→ Task prompt
Below are some records. Copy every line in them that holds "sorbs".

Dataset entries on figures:
************
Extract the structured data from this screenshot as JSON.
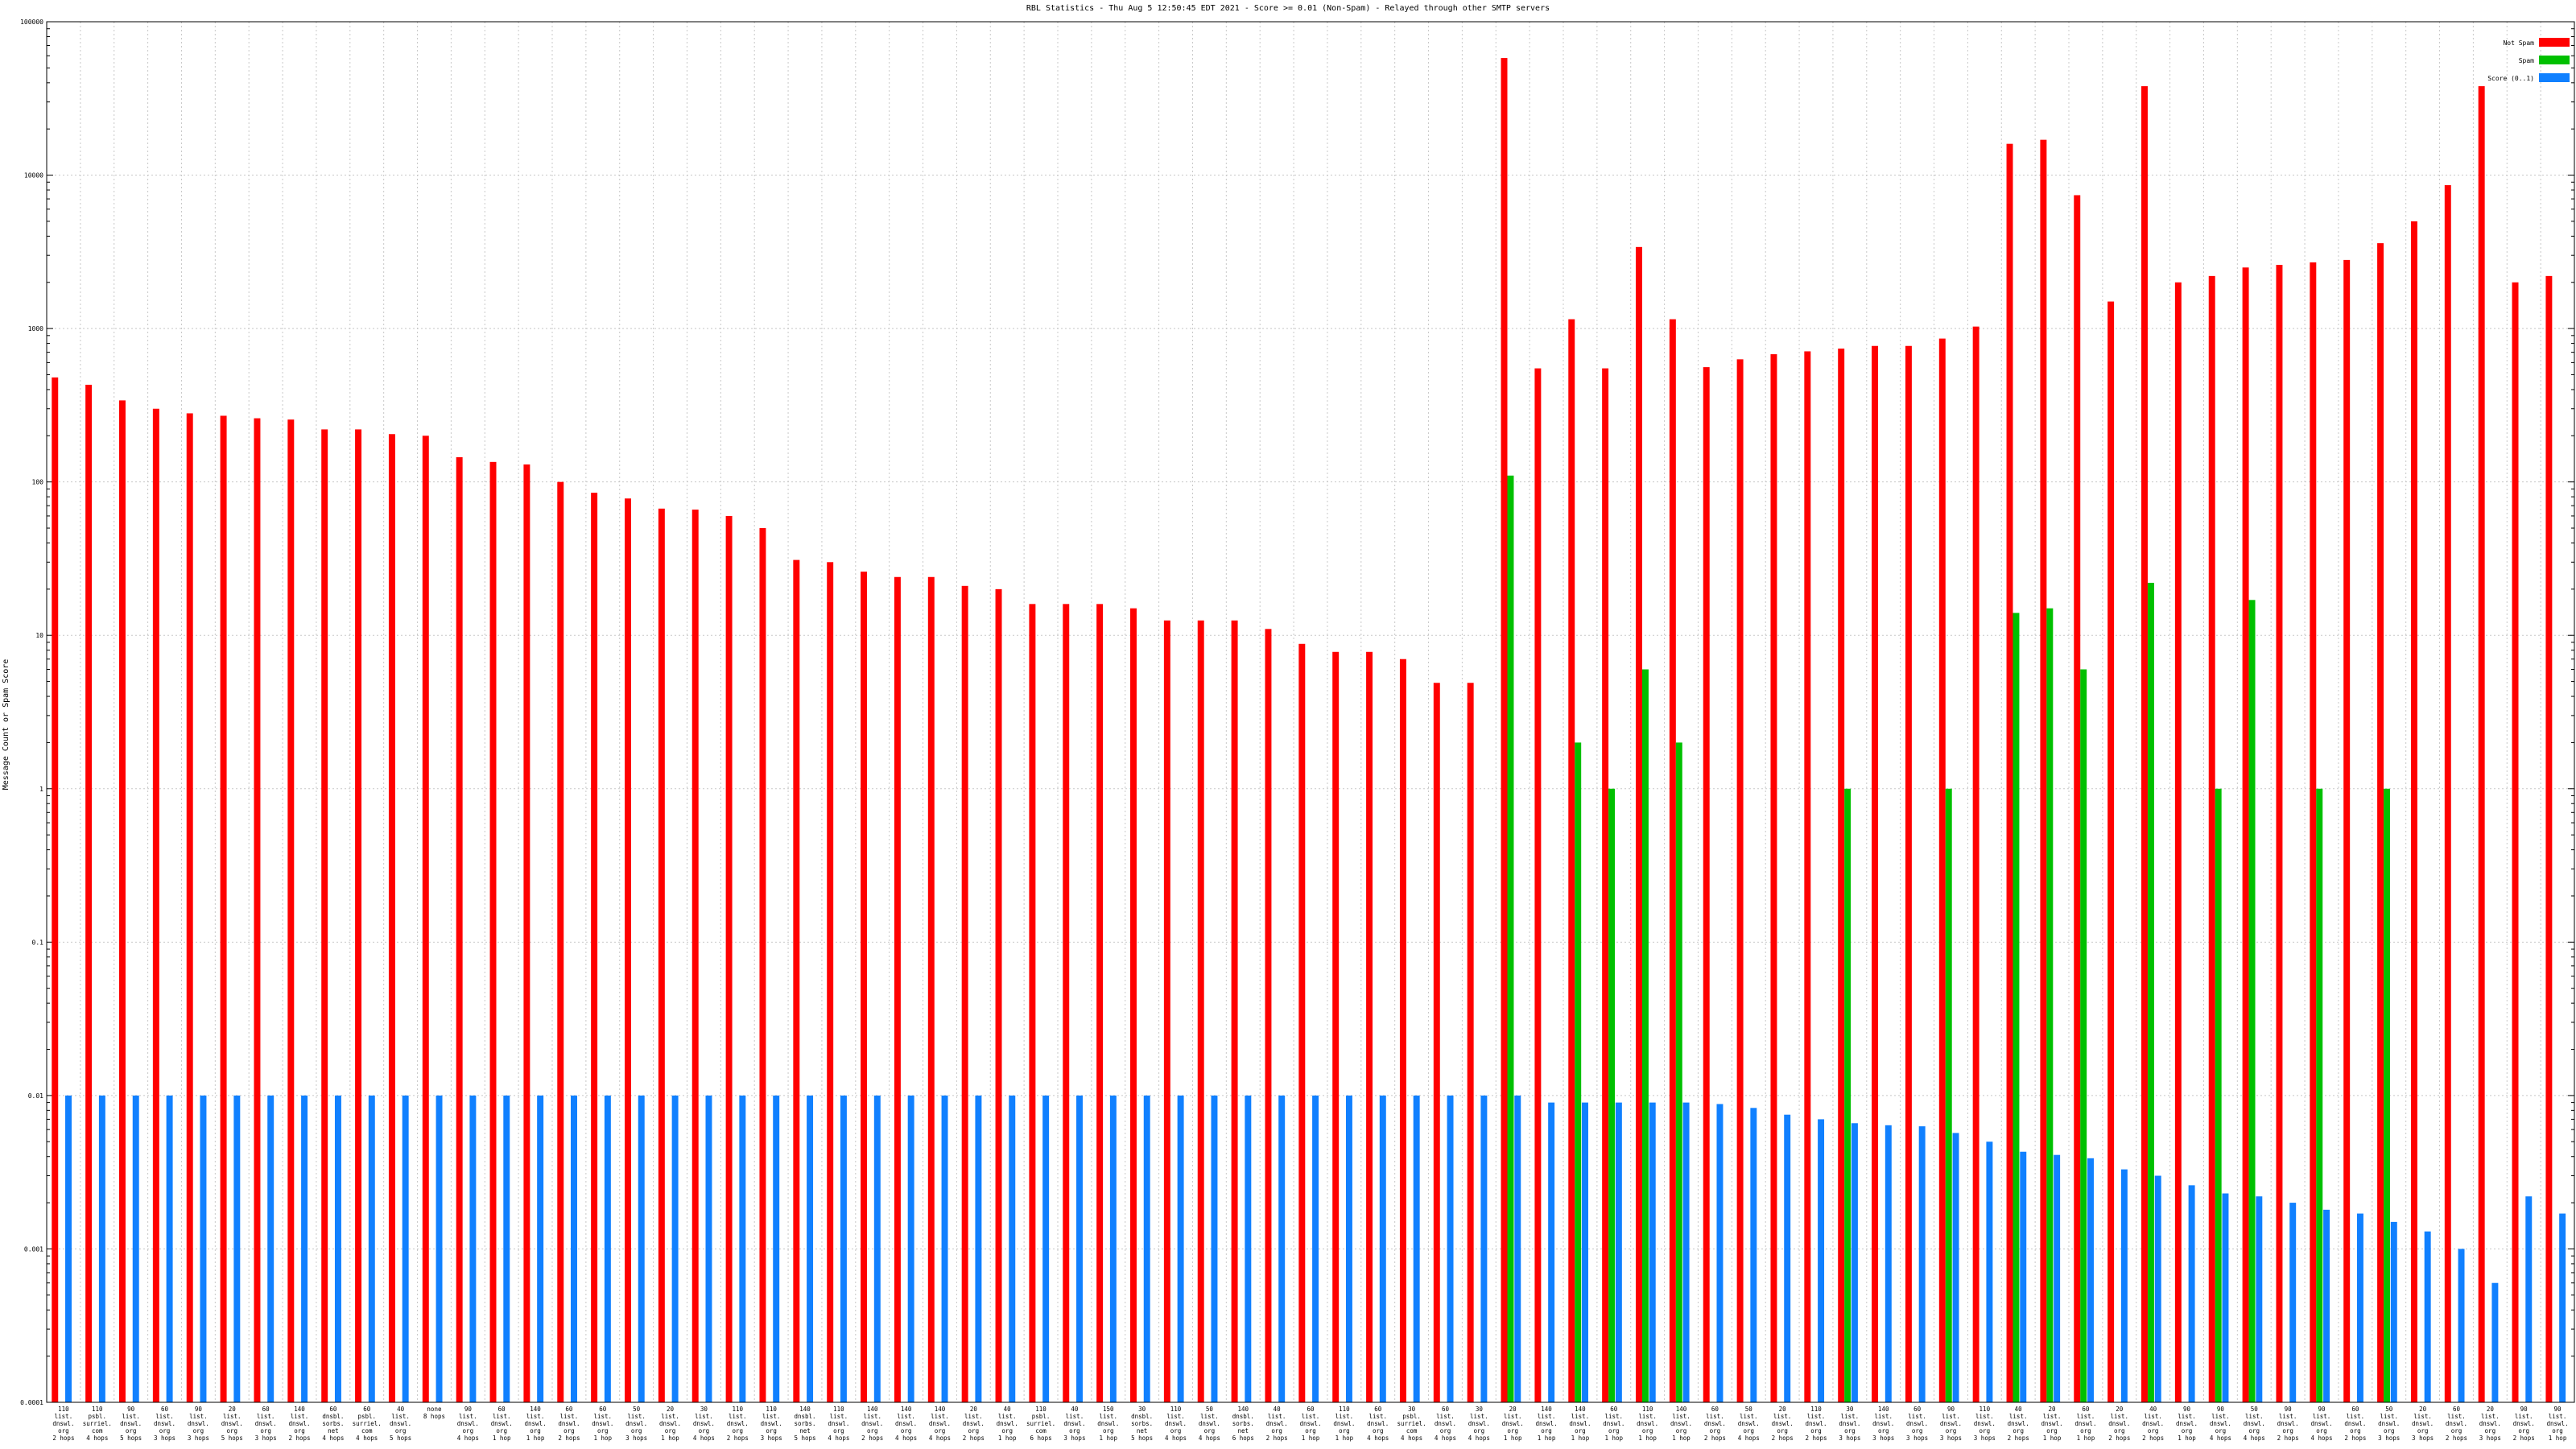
{
  "chart_data": {
    "type": "bar",
    "title": "RBL Statistics - Thu Aug  5 12:50:45 EDT 2021 - Score >= 0.01 (Non-Spam) - Relayed through other SMTP servers",
    "ylabel": "Message Count or Spam Score",
    "xlabel": "",
    "scale": "log",
    "ylim": [
      0.0001,
      100000
    ],
    "y_ticks": [
      "100000",
      "10000",
      "1000",
      "100",
      "10",
      "1",
      "0.1",
      "0.01",
      "0.001",
      "0.0001"
    ],
    "legend_position": "top-right",
    "grid": true,
    "categories": [
      "110 list.dnswl.org 2 hops",
      "110 psbl.surriel.com 4 hops",
      "90 list.dnswl.org 5 hops",
      "60 list.dnswl.org 3 hops",
      "90 list.dnswl.org 3 hops",
      "20 list.dnswl.org 5 hops",
      "60 list.dnswl.org 3 hops",
      "140 list.dnswl.org 2 hops",
      "60 dnsbl.sorbs.net 4 hops",
      "60 psbl.surriel.com 4 hops",
      "40 list.dnswl.org 5 hops",
      "none 8 hops",
      "90 list.dnswl.org 4 hops",
      "60 list.dnswl.org 1 hop",
      "140 list.dnswl.org 1 hop",
      "60 list.dnswl.org 2 hops",
      "60 list.dnswl.org 1 hop",
      "50 list.dnswl.org 3 hops",
      "20 list.dnswl.org 1 hop",
      "30 list.dnswl.org 4 hops",
      "110 list.dnswl.org 2 hops",
      "110 list.dnswl.org 3 hops",
      "140 dnsbl.sorbs.net 5 hops",
      "110 list.dnswl.org 4 hops",
      "140 list.dnswl.org 2 hops",
      "140 list.dnswl.org 4 hops",
      "140 list.dnswl.org 4 hops",
      "20 list.dnswl.org 2 hops",
      "40 list.dnswl.org 1 hop",
      "110 psbl.surriel.com 6 hops",
      "40 list.dnswl.org 3 hops",
      "150 list.dnswl.org 1 hop",
      "30 dnsbl.sorbs.net 5 hops",
      "110 list.dnswl.org 4 hops",
      "50 list.dnswl.org 4 hops",
      "140 dnsbl.sorbs.net 6 hops",
      "40 list.dnswl.org 2 hops",
      "60 list.dnswl.org 1 hop",
      "110 list.dnswl.org 1 hop",
      "60 list.dnswl.org 4 hops",
      "30 psbl.surriel.com 4 hops",
      "60 list.dnswl.org 4 hops",
      "30 list.dnswl.org 4 hops",
      "20 list.dnswl.org 1 hop",
      "140 list.dnswl.org 1 hop",
      "140 list.dnswl.org 1 hop",
      "60 list.dnswl.org 1 hop",
      "110 list.dnswl.org 1 hop",
      "140 list.dnswl.org 1 hop",
      "60 list.dnswl.org 2 hops",
      "50 list.dnswl.org 4 hops",
      "20 list.dnswl.org 2 hops",
      "110 list.dnswl.org 2 hops",
      "30 list.dnswl.org 3 hops",
      "140 list.dnswl.org 3 hops",
      "60 list.dnswl.org 3 hops",
      "90 list.dnswl.org 3 hops",
      "110 list.dnswl.org 3 hops",
      "40 list.dnswl.org 2 hops",
      "20 list.dnswl.org 1 hop",
      "60 list.dnswl.org 1 hop",
      "20 list.dnswl.org 2 hops",
      "40 list.dnswl.org 2 hops",
      "90 list.dnswl.org 1 hop",
      "90 list.dnswl.org 4 hops",
      "50 list.dnswl.org 4 hops",
      "90 list.dnswl.org 2 hops",
      "90 list.dnswl.org 4 hops",
      "60 list.dnswl.org 2 hops",
      "50 list.dnswl.org 3 hops",
      "20 list.dnswl.org 3 hops",
      "60 list.dnswl.org 2 hops",
      "20 list.dnswl.org 3 hops",
      "90 list.dnswl.org 2 hops",
      "90 list.dnswl.org 1 hop"
    ],
    "series": [
      {
        "name": "Not Spam",
        "color": "#ff0000",
        "values": [
          480,
          430,
          340,
          300,
          280,
          270,
          260,
          255,
          220,
          220,
          205,
          200,
          145,
          135,
          130,
          100,
          85,
          78,
          67,
          66,
          60,
          50,
          31,
          30,
          26,
          24,
          24,
          21,
          20,
          16,
          16,
          16,
          15,
          12.5,
          12.5,
          12.5,
          11,
          8.8,
          7.8,
          7.8,
          7,
          4.9,
          4.9,
          58000,
          550,
          1150,
          550,
          3400,
          1150,
          560,
          630,
          680,
          710,
          740,
          770,
          770,
          860,
          1030,
          16000,
          17000,
          7400,
          1500,
          38000,
          2000,
          2200,
          2500,
          2600,
          2700,
          2800,
          3600,
          5000,
          8600,
          38000,
          2000,
          2200
        ]
      },
      {
        "name": "Spam",
        "color": "#00c000",
        "values": [
          null,
          null,
          null,
          null,
          null,
          null,
          null,
          null,
          null,
          null,
          null,
          null,
          null,
          null,
          null,
          null,
          null,
          null,
          null,
          null,
          null,
          null,
          null,
          null,
          null,
          null,
          null,
          null,
          null,
          null,
          null,
          null,
          null,
          null,
          null,
          null,
          null,
          null,
          null,
          null,
          null,
          null,
          null,
          110,
          null,
          2,
          1,
          6,
          2,
          null,
          null,
          null,
          null,
          1,
          null,
          null,
          1,
          null,
          14,
          15,
          6,
          null,
          22,
          null,
          1,
          17,
          null,
          1,
          null,
          1,
          null,
          null,
          null,
          null,
          null
        ]
      },
      {
        "name": "Score (0..1)",
        "color": "#1080ff",
        "values": [
          0.01,
          0.01,
          0.01,
          0.01,
          0.01,
          0.01,
          0.01,
          0.01,
          0.01,
          0.01,
          0.01,
          0.01,
          0.01,
          0.01,
          0.01,
          0.01,
          0.01,
          0.01,
          0.01,
          0.01,
          0.01,
          0.01,
          0.01,
          0.01,
          0.01,
          0.01,
          0.01,
          0.01,
          0.01,
          0.01,
          0.01,
          0.01,
          0.01,
          0.01,
          0.01,
          0.01,
          0.01,
          0.01,
          0.01,
          0.01,
          0.01,
          0.01,
          0.01,
          0.01,
          0.009,
          0.009,
          0.009,
          0.009,
          0.009,
          0.0088,
          0.0083,
          0.0075,
          0.007,
          0.0066,
          0.0064,
          0.0063,
          0.0057,
          0.005,
          0.0043,
          0.0041,
          0.0039,
          0.0033,
          0.003,
          0.0026,
          0.0023,
          0.0022,
          0.002,
          0.0018,
          0.0017,
          0.0015,
          0.0013,
          0.001,
          0.0006,
          0.0022,
          0.0017
        ]
      }
    ]
  }
}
************
→ Task output
      "60 dnsbl.sorbs.net 4 hops",
      "140 dnsbl.sorbs.net 5 hops",
      "30 dnsbl.sorbs.net 5 hops",
      "140 dnsbl.sorbs.net 6 hops",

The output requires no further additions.